## BEGIN INPUT MATERIAL

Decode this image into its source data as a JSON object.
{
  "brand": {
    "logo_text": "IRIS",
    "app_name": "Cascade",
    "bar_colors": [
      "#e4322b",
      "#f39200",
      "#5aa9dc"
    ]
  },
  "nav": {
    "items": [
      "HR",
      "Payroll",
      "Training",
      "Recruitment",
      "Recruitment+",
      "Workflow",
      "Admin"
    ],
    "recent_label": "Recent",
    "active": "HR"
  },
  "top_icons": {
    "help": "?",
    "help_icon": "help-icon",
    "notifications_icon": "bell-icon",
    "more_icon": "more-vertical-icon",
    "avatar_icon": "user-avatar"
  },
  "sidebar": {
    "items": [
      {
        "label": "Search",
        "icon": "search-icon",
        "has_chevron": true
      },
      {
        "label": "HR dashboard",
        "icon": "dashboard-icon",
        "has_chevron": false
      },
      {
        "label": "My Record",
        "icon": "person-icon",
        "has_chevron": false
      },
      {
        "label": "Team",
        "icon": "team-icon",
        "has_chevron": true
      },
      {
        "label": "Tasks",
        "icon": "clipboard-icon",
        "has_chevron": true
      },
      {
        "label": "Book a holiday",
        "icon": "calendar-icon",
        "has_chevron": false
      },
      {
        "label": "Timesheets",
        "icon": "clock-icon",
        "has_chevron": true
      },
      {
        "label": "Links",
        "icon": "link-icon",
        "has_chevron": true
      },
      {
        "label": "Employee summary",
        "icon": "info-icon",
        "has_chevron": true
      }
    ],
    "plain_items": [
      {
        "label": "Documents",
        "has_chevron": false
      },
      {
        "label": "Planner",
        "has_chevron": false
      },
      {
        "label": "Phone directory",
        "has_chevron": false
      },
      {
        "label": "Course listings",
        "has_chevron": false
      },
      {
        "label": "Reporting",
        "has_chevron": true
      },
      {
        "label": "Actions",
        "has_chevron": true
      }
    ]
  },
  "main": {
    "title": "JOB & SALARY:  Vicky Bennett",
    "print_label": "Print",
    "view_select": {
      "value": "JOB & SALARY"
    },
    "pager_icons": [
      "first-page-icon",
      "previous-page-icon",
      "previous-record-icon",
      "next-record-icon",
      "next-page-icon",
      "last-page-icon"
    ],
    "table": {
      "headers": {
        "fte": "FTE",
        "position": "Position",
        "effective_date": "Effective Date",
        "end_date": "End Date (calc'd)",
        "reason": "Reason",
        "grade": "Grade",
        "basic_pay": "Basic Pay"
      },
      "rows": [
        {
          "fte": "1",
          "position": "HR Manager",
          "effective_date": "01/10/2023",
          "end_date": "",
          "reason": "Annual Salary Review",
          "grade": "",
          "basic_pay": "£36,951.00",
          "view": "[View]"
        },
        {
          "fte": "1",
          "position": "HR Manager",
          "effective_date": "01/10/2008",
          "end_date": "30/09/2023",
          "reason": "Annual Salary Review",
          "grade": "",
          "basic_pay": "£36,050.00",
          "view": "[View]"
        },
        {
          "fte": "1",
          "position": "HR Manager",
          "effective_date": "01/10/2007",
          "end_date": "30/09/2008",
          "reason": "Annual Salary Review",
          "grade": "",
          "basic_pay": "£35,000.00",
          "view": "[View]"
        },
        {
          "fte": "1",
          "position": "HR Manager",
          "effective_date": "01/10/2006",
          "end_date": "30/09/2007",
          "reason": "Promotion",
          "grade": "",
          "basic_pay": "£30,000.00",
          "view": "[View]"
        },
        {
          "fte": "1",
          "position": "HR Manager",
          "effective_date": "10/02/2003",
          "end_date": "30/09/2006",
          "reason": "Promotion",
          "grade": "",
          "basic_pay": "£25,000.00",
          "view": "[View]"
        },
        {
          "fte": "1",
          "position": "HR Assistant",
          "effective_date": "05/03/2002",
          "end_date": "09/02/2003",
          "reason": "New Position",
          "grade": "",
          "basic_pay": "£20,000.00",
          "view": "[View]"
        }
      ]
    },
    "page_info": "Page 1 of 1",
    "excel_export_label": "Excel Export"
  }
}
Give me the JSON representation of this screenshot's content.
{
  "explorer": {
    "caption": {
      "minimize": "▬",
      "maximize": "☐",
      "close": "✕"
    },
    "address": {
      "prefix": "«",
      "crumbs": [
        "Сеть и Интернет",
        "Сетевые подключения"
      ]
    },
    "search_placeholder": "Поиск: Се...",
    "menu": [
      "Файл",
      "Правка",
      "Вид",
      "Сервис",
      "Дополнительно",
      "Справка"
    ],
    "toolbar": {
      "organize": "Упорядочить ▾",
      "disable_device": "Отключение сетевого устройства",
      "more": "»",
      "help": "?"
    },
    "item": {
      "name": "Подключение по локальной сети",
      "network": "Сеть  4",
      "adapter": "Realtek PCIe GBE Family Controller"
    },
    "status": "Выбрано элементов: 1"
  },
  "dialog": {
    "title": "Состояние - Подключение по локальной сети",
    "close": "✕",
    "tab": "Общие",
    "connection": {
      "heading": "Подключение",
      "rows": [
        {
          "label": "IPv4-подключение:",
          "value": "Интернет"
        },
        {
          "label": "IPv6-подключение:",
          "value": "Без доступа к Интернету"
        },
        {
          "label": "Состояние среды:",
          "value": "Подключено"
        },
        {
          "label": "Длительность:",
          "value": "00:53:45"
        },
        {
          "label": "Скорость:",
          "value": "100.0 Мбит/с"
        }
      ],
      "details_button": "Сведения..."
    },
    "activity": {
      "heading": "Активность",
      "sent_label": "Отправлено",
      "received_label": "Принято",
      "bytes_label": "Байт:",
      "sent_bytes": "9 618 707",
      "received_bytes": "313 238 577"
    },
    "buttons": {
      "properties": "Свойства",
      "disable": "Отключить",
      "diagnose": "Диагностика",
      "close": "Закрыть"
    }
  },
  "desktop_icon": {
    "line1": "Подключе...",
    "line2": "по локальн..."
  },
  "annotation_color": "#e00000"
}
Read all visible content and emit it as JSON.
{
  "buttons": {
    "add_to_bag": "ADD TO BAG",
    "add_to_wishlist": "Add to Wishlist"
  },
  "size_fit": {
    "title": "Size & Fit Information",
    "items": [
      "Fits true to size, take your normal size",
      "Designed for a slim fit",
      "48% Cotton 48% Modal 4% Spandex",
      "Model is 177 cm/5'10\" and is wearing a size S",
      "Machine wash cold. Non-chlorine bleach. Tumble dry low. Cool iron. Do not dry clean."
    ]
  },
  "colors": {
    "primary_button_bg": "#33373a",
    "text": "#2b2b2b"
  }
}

## END INPUT MATERIAL

In the material above, find each line that contains the word "previous", and select it.

# ANSWER TO THE PROBLEM
      "previous-page-icon",
      "previous-record-icon",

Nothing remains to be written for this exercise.